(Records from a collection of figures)
^^^^
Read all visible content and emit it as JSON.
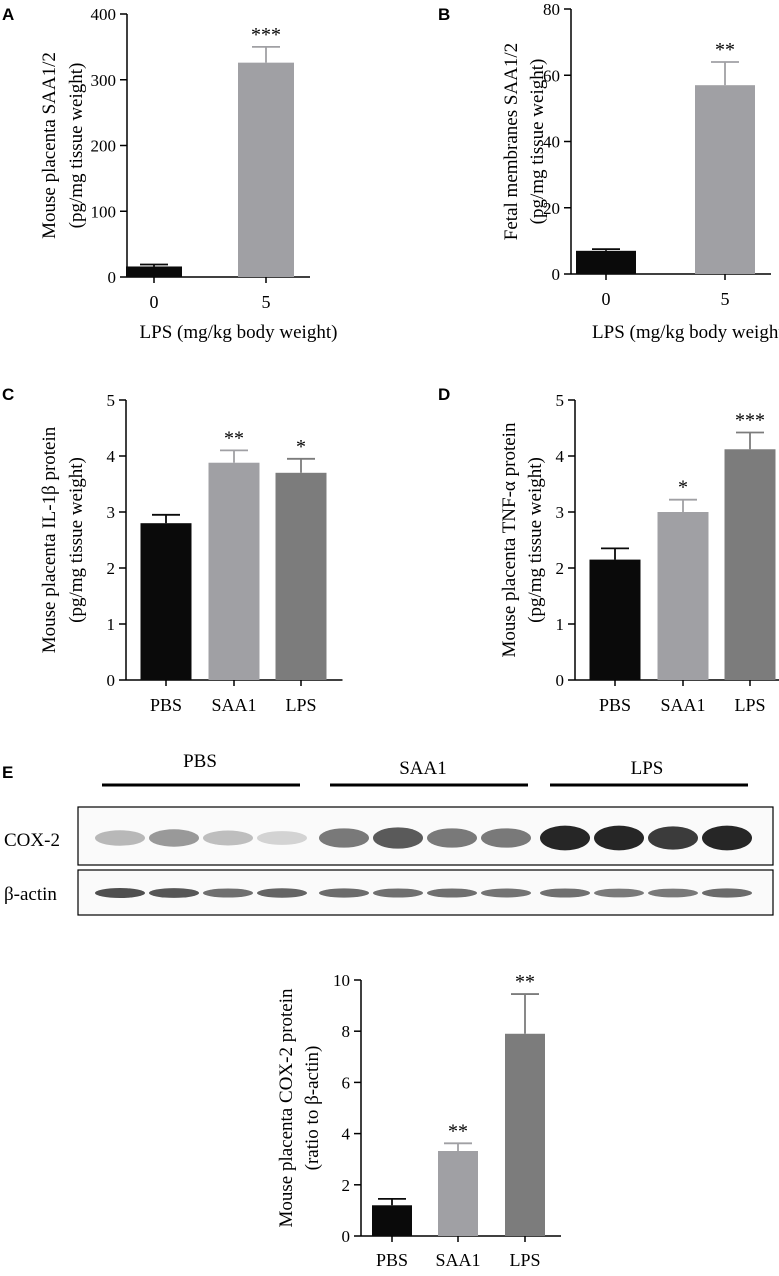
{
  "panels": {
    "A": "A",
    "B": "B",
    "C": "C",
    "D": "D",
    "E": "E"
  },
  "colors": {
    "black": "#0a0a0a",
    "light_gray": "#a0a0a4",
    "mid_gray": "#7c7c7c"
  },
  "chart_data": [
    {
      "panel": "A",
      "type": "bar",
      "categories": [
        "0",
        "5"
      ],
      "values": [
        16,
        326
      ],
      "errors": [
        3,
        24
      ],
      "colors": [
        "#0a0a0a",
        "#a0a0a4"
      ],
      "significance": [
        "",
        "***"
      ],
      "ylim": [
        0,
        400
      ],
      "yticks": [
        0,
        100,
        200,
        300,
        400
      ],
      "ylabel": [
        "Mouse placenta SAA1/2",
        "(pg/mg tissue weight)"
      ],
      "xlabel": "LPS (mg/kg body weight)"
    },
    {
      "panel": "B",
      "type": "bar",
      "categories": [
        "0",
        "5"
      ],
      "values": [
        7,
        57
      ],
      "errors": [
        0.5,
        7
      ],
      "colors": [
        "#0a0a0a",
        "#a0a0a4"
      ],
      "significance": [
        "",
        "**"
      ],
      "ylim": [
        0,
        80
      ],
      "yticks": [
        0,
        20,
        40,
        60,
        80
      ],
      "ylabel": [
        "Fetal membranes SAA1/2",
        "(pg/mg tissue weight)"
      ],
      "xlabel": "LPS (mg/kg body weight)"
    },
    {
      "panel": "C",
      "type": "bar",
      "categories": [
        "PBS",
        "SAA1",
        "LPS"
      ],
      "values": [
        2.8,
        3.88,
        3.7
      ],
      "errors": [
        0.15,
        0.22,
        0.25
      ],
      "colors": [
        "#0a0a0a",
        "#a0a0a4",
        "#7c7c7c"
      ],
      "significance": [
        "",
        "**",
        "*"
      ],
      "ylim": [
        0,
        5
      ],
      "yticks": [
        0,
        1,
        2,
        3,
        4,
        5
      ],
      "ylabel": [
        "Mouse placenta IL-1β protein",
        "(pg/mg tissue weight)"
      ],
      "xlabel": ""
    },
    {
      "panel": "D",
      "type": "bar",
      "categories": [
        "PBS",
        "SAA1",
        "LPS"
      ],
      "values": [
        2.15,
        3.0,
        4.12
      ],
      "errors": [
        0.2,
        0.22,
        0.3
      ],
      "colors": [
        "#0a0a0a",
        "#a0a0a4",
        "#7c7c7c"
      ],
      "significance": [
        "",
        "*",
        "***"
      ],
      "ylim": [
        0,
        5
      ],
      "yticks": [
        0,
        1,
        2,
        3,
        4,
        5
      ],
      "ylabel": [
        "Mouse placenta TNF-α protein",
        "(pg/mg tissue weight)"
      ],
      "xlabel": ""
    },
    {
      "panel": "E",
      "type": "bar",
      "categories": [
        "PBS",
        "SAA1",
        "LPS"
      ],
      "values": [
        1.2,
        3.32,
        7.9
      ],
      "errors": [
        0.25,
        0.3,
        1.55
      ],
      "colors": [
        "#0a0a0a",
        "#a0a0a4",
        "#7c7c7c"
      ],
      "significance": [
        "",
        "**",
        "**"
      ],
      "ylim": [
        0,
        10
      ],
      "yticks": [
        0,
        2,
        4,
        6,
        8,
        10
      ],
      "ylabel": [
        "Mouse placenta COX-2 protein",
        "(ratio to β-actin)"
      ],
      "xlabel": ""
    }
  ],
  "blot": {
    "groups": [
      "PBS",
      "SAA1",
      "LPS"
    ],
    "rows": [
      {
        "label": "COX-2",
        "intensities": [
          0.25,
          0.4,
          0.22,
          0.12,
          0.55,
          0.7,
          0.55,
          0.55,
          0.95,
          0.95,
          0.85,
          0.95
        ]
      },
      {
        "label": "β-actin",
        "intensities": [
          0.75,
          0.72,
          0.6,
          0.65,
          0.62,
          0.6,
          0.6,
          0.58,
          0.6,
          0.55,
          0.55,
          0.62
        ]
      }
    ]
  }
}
^^^^
Task prompt
All of the data above needs to be given again exactly. Leave out each image.

Solution to the exercise
Read all visible content and emit it as JSON.
{
  "panels": {
    "A": "A",
    "B": "B",
    "C": "C",
    "D": "D",
    "E": "E"
  },
  "colors": {
    "black": "#0a0a0a",
    "light_gray": "#a0a0a4",
    "mid_gray": "#7c7c7c"
  },
  "chart_data": [
    {
      "panel": "A",
      "type": "bar",
      "categories": [
        "0",
        "5"
      ],
      "values": [
        16,
        326
      ],
      "errors": [
        3,
        24
      ],
      "colors": [
        "#0a0a0a",
        "#a0a0a4"
      ],
      "significance": [
        "",
        "***"
      ],
      "ylim": [
        0,
        400
      ],
      "yticks": [
        0,
        100,
        200,
        300,
        400
      ],
      "ylabel": [
        "Mouse placenta SAA1/2",
        "(pg/mg tissue weight)"
      ],
      "xlabel": "LPS (mg/kg body weight)"
    },
    {
      "panel": "B",
      "type": "bar",
      "categories": [
        "0",
        "5"
      ],
      "values": [
        7,
        57
      ],
      "errors": [
        0.5,
        7
      ],
      "colors": [
        "#0a0a0a",
        "#a0a0a4"
      ],
      "significance": [
        "",
        "**"
      ],
      "ylim": [
        0,
        80
      ],
      "yticks": [
        0,
        20,
        40,
        60,
        80
      ],
      "ylabel": [
        "Fetal membranes SAA1/2",
        "(pg/mg tissue weight)"
      ],
      "xlabel": "LPS (mg/kg body weight)"
    },
    {
      "panel": "C",
      "type": "bar",
      "categories": [
        "PBS",
        "SAA1",
        "LPS"
      ],
      "values": [
        2.8,
        3.88,
        3.7
      ],
      "errors": [
        0.15,
        0.22,
        0.25
      ],
      "colors": [
        "#0a0a0a",
        "#a0a0a4",
        "#7c7c7c"
      ],
      "significance": [
        "",
        "**",
        "*"
      ],
      "ylim": [
        0,
        5
      ],
      "yticks": [
        0,
        1,
        2,
        3,
        4,
        5
      ],
      "ylabel": [
        "Mouse placenta IL-1β protein",
        "(pg/mg tissue weight)"
      ],
      "xlabel": ""
    },
    {
      "panel": "D",
      "type": "bar",
      "categories": [
        "PBS",
        "SAA1",
        "LPS"
      ],
      "values": [
        2.15,
        3.0,
        4.12
      ],
      "errors": [
        0.2,
        0.22,
        0.3
      ],
      "colors": [
        "#0a0a0a",
        "#a0a0a4",
        "#7c7c7c"
      ],
      "significance": [
        "",
        "*",
        "***"
      ],
      "ylim": [
        0,
        5
      ],
      "yticks": [
        0,
        1,
        2,
        3,
        4,
        5
      ],
      "ylabel": [
        "Mouse placenta TNF-α protein",
        "(pg/mg tissue weight)"
      ],
      "xlabel": ""
    },
    {
      "panel": "E",
      "type": "bar",
      "categories": [
        "PBS",
        "SAA1",
        "LPS"
      ],
      "values": [
        1.2,
        3.32,
        7.9
      ],
      "errors": [
        0.25,
        0.3,
        1.55
      ],
      "colors": [
        "#0a0a0a",
        "#a0a0a4",
        "#7c7c7c"
      ],
      "significance": [
        "",
        "**",
        "**"
      ],
      "ylim": [
        0,
        10
      ],
      "yticks": [
        0,
        2,
        4,
        6,
        8,
        10
      ],
      "ylabel": [
        "Mouse placenta COX-2 protein",
        "(ratio to β-actin)"
      ],
      "xlabel": ""
    }
  ],
  "blot": {
    "groups": [
      "PBS",
      "SAA1",
      "LPS"
    ],
    "rows": [
      {
        "label": "COX-2",
        "intensities": [
          0.25,
          0.4,
          0.22,
          0.12,
          0.55,
          0.7,
          0.55,
          0.55,
          0.95,
          0.95,
          0.85,
          0.95
        ]
      },
      {
        "label": "β-actin",
        "intensities": [
          0.75,
          0.72,
          0.6,
          0.65,
          0.62,
          0.6,
          0.6,
          0.58,
          0.6,
          0.55,
          0.55,
          0.62
        ]
      }
    ]
  }
}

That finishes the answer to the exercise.